==== Input material ====

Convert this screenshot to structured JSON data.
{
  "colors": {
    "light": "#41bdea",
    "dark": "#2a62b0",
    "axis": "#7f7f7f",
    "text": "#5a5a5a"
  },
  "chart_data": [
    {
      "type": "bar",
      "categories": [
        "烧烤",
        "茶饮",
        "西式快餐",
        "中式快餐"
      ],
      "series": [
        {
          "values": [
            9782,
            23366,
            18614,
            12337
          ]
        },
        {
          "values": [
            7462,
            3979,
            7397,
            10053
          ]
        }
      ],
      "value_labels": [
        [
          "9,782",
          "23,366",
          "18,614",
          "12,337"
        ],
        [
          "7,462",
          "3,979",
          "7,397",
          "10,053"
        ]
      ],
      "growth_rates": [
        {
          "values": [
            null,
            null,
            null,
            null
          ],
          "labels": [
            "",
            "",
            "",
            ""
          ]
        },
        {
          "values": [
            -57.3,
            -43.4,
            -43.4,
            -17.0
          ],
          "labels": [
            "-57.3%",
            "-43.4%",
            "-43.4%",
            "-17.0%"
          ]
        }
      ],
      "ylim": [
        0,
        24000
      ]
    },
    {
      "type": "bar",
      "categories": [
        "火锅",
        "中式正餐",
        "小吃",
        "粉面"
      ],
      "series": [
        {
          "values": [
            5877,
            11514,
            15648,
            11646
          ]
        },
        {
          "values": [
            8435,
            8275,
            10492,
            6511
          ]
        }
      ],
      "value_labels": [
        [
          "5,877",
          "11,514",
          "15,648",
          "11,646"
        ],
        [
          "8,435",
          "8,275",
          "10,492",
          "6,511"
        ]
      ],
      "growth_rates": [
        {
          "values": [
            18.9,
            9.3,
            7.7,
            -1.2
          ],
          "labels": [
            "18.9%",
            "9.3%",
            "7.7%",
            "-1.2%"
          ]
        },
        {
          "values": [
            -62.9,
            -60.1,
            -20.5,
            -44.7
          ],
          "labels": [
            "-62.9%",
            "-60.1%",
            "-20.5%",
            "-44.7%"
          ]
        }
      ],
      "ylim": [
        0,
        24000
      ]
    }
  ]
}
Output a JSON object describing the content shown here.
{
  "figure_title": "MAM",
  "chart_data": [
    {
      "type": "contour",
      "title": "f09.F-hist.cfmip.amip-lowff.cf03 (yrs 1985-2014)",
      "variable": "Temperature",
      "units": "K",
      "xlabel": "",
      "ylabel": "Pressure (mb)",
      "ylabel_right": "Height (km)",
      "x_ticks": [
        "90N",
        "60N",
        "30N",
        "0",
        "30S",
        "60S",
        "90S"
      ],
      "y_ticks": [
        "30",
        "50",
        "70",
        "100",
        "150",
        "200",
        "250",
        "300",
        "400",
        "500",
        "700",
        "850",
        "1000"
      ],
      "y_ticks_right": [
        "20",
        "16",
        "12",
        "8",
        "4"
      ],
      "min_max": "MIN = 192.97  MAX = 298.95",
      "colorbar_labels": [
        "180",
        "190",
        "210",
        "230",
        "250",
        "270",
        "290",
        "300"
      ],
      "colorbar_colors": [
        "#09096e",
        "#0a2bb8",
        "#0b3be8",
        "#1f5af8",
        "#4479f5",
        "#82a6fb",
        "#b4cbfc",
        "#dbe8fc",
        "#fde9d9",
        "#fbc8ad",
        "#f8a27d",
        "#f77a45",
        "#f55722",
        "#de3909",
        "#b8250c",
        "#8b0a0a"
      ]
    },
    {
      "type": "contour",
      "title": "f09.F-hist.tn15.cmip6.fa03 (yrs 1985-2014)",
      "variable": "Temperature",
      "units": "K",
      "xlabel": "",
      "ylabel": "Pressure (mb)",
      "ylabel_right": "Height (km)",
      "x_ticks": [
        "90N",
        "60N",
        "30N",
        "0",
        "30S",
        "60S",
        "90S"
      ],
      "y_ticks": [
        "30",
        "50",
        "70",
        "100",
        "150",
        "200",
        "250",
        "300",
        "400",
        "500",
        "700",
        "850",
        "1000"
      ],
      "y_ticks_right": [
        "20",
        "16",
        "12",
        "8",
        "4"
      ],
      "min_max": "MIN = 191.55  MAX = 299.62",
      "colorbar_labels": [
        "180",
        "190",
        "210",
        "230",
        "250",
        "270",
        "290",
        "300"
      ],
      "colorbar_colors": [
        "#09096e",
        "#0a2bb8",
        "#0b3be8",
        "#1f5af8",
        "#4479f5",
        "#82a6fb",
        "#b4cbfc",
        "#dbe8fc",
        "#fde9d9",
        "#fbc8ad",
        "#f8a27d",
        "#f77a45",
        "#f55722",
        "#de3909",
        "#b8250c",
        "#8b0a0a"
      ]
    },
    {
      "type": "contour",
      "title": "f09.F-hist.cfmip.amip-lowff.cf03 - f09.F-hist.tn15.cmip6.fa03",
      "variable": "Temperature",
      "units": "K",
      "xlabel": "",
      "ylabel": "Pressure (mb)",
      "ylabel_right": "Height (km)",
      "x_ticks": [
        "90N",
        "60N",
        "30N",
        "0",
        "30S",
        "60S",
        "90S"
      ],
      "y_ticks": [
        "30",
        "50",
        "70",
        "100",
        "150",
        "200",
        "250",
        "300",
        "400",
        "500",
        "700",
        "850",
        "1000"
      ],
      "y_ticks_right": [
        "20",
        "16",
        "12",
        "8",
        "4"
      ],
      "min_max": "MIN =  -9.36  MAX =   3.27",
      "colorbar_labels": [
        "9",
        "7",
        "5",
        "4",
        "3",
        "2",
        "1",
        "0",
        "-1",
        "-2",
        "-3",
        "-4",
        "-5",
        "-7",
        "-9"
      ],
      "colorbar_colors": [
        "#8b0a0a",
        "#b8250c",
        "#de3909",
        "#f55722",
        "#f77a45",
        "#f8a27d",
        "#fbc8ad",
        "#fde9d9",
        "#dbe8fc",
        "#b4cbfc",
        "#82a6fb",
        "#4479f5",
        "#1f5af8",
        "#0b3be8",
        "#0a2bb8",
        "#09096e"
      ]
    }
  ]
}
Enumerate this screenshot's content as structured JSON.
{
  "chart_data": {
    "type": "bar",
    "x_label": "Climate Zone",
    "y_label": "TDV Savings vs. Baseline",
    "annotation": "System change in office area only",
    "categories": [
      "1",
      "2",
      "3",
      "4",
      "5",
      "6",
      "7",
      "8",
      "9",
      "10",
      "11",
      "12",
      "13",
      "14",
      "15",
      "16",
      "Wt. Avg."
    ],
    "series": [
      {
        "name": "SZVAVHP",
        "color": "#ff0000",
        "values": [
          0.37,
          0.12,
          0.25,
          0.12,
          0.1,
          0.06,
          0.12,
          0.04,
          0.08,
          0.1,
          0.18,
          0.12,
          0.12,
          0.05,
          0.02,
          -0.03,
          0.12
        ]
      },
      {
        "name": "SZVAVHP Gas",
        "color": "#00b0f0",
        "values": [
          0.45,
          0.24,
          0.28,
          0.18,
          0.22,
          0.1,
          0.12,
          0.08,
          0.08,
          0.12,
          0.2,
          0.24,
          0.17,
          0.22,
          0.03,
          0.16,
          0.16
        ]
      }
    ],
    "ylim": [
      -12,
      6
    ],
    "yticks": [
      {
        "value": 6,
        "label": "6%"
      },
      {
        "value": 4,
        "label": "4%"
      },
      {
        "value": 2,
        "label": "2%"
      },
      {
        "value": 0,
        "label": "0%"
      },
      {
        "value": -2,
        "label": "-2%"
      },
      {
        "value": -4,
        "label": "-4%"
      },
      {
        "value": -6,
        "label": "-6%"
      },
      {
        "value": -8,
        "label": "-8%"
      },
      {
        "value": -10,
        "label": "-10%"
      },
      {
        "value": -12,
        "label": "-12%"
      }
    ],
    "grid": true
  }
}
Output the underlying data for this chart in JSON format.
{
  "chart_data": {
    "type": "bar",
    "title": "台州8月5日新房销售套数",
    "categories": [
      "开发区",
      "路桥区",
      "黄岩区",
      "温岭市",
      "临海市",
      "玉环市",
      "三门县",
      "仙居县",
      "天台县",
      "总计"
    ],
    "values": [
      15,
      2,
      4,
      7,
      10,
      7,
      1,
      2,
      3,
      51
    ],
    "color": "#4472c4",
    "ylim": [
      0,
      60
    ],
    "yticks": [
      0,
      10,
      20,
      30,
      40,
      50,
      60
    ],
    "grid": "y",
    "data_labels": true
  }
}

====

● **Problem details**:
Give back the lines of the listing from the one with "Output the underlying" through the end, both included, exactly as written and with nothing added.

● **Result**:
Output the underlying data for this chart in JSON format.
{
  "chart_data": {
    "type": "bar",
    "title": "台州8月5日新房销售套数",
    "categories": [
      "开发区",
      "路桥区",
      "黄岩区",
      "温岭市",
      "临海市",
      "玉环市",
      "三门县",
      "仙居县",
      "天台县",
      "总计"
    ],
    "values": [
      15,
      2,
      4,
      7,
      10,
      7,
      1,
      2,
      3,
      51
    ],
    "color": "#4472c4",
    "ylim": [
      0,
      60
    ],
    "yticks": [
      0,
      10,
      20,
      30,
      40,
      50,
      60
    ],
    "grid": "y",
    "data_labels": true
  }
}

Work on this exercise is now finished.